• **EXERCISE DIRECTIONS**
Quote the passage on the history of Champagne word for word, between "The Latin name" and "and Lingones (Langres).", inclusive.

• **SELECTION**
The Latin name of Champagne, Campania, reflects the extremely flat relief of the central part of the province, suitable for setting up big camps. Champagne was then inhabited by the Belgians, who established there several tribes, whose names were later used to name their capitals: Senones (Sens), Tricasses (Troyes), Meldi (Meaux), Remes (Reims), Catalauni (Châlons) and Lingones (Langres).

In 451, the Roman general Aetius defeated Attila in the Catalauni Fields, a place whose exact location is still unkown. In 498, St. Remigius, Bishop of Reims, baptized King of the Franks Clovis in Reims. This event was considered as the foundation of the Christian Kingdom of France. From 1223 (Louis VIII) to Charles X (1825), 25 kings of France were crowned in Reims. Joan of Arc is said to have attended the coronation of Charles VII (17 July 1429), holding her standard and saying: "It [the standard] has been in trouble, now it deserves honours."

The feudal state of Champagne was formed in the beginning of the 10th century. Herbert II, Count of Vermandois (d. 943), constituted his personal state around the Bishopric of Reims. After his death, his sons shared the state with the "permission" of the weak Carolingian kings of France. Around 980, a second sharing out occurred between Herbert the Young and Odo I of Blois, two lords supporting the Capetians against the Carolingians. Herbert died in 995, Odo the next year. His widow Bertha of Burgundy remarried with the Capetian king Robert the Pious. With Robert's support, Odo I's son, Odo II, inherited the states of his father and of his cousin Stephen, Herbert's son, who had died without a heir. Odo II attempted to be crowned Emperor and invaded Lotharingia (now Lorraine) and Burgundy, being eventually killed in Bar-le-Duc in 1037.

• **INFORMATION SUPPLIED**
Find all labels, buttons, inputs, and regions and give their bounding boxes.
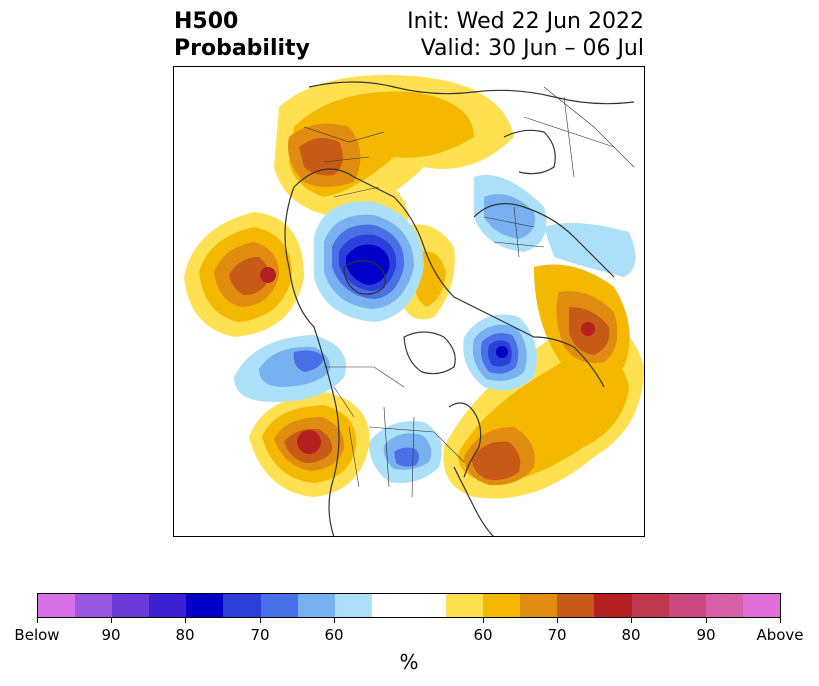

• **RESPONSE FOR THIS EXERCISE**
The Latin name of Champagne, Campania, reflects the extremely flat relief of the central part of the province, suitable for setting up big camps. Champagne was then inhabited by the Belgians, who established there several tribes, whose names were later used to name their capitals: Senones (Sens), Tricasses (Troyes), Meldi (Meaux), Remes (Reims), Catalauni (Châlons) and Lingones (Langres).